TASK REQUIREMENTS
Using the material that follows, identify and copy each line with the string "изданию".
________________
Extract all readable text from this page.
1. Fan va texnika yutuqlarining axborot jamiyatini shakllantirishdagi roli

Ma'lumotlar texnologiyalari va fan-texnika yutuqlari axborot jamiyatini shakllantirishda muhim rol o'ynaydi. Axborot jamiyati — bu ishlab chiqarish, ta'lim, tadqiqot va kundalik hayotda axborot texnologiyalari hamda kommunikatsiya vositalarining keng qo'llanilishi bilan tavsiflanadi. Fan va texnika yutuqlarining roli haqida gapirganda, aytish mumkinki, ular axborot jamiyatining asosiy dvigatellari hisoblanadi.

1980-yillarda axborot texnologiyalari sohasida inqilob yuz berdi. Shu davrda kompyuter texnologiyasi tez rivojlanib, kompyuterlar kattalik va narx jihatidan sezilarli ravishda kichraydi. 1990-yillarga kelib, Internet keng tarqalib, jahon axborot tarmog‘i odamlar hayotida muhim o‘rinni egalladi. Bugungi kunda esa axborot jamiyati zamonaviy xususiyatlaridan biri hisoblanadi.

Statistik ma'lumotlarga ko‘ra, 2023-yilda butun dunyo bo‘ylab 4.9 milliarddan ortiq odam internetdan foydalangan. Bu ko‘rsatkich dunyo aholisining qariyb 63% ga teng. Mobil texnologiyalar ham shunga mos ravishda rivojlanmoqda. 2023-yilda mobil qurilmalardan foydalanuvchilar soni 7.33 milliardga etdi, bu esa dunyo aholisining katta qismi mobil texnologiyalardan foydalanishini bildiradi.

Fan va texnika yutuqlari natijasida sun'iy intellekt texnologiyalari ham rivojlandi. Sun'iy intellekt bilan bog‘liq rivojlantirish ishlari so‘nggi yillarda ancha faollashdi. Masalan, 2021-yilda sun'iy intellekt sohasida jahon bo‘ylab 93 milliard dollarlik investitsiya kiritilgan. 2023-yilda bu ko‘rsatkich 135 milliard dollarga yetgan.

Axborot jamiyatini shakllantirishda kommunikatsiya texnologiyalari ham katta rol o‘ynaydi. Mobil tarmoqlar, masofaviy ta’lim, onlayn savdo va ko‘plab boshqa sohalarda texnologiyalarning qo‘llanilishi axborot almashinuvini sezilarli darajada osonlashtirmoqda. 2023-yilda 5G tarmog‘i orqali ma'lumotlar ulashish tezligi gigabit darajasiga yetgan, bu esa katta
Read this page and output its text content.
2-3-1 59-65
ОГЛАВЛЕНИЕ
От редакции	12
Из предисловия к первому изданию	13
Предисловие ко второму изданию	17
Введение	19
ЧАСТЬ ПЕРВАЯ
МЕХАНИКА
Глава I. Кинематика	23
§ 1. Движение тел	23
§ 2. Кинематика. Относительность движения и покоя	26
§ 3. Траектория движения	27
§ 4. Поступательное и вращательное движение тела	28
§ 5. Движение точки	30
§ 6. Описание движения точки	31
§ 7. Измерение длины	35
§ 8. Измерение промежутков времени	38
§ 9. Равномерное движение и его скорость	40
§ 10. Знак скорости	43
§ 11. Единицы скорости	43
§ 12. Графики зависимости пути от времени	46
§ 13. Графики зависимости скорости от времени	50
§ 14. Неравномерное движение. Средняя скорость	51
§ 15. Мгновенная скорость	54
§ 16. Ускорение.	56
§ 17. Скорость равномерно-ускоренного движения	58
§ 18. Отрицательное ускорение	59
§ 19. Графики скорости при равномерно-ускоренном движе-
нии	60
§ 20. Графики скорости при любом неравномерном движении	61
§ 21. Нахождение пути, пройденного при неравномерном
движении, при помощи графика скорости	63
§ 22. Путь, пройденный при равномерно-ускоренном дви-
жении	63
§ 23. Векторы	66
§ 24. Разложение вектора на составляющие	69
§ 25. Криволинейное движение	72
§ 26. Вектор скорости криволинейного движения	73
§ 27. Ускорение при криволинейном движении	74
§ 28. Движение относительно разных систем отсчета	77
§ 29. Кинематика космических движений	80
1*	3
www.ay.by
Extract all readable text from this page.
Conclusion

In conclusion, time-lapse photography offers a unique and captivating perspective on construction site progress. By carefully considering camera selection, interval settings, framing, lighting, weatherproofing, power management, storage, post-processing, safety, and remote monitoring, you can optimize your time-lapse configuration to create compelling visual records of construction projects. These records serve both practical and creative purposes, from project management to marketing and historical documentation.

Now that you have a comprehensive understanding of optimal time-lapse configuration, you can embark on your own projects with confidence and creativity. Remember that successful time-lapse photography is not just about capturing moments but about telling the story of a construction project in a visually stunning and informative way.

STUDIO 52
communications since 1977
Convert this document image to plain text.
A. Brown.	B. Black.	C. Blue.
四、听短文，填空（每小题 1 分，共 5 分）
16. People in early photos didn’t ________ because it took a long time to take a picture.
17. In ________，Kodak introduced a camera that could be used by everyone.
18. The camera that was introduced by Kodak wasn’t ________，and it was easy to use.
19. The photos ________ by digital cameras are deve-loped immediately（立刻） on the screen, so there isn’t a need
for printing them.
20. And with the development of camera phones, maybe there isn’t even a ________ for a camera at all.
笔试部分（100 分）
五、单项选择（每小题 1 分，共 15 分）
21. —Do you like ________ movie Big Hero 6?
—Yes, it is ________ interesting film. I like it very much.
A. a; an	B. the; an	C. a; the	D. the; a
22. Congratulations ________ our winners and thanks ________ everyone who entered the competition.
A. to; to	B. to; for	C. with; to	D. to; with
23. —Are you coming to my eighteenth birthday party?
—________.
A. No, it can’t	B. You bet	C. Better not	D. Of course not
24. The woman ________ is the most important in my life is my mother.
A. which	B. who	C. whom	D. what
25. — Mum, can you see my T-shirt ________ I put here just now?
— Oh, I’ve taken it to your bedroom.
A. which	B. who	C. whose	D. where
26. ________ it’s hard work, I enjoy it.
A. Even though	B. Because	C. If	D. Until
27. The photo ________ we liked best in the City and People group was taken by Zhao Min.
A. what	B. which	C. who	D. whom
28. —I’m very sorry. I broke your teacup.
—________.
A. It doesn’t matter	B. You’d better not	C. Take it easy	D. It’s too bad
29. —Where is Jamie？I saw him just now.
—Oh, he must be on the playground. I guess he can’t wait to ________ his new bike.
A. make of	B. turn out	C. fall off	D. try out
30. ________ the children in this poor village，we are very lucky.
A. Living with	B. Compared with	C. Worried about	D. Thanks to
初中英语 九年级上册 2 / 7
________________
SOLUTION
Из предисловия к первому изданию	13
Предисловие ко второму изданию	17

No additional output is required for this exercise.